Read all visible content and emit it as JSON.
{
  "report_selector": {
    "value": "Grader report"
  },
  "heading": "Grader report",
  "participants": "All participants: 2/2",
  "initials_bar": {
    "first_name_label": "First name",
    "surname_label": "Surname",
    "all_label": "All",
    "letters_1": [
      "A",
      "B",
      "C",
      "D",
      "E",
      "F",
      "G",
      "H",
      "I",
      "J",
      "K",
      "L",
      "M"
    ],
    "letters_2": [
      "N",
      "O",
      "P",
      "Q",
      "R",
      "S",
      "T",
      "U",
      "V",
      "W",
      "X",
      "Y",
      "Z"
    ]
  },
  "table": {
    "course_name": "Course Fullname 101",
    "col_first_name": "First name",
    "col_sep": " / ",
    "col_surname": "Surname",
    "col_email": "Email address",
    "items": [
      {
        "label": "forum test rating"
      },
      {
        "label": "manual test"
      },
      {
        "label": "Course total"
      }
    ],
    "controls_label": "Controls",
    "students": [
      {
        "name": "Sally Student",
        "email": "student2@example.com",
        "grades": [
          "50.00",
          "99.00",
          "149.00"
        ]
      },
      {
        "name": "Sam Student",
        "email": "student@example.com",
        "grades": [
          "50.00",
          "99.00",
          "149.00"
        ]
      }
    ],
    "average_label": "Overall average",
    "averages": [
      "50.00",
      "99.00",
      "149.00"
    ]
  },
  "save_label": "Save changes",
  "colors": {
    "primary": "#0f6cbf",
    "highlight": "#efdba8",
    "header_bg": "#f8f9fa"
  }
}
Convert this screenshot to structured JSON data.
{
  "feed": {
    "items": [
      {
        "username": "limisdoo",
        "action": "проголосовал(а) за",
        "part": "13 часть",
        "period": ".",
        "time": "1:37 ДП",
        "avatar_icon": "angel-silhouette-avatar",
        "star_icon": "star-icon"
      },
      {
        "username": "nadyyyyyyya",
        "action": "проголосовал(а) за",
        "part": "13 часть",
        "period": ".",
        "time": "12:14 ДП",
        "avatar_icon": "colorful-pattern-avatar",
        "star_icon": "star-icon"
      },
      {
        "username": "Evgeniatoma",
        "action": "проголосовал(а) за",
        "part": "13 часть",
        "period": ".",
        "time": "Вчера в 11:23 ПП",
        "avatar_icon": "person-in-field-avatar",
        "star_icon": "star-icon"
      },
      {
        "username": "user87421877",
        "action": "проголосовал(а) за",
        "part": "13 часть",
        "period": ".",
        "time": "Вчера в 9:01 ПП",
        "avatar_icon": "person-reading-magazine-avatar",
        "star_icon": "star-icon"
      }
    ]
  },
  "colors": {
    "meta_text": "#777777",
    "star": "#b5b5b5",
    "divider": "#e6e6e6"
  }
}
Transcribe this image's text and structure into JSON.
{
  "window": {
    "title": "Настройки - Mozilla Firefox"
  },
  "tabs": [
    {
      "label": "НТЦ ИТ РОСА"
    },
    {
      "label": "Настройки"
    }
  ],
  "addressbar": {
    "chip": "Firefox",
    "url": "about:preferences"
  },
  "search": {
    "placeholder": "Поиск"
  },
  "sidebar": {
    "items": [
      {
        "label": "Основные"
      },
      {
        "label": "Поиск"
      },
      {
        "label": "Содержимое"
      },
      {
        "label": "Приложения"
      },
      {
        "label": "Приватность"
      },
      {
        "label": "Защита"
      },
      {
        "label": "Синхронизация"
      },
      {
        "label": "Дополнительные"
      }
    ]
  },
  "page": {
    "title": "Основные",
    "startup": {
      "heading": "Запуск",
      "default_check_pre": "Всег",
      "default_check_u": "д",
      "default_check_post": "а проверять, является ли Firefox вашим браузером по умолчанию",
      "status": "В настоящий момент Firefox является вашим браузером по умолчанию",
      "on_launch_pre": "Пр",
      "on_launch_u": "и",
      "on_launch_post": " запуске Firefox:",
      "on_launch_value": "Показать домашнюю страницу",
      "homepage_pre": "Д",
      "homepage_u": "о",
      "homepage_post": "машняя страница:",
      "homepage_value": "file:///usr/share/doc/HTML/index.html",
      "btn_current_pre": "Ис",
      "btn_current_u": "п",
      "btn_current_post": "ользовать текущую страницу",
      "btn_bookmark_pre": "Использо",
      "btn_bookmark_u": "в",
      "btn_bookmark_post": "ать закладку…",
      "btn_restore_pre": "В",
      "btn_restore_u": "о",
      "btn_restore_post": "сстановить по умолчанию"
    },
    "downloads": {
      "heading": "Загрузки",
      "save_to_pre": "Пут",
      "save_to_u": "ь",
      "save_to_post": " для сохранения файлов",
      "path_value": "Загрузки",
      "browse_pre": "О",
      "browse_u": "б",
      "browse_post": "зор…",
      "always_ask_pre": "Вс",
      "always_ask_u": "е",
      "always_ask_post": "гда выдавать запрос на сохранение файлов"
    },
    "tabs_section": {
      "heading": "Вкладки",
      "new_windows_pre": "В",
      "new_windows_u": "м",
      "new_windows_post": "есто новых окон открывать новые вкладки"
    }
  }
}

**Task requirements:** Go through the records and copy each line with "Загрузки" in it.

**The reply:**
      "heading": "Загрузки",
      "path_value": "Загрузки",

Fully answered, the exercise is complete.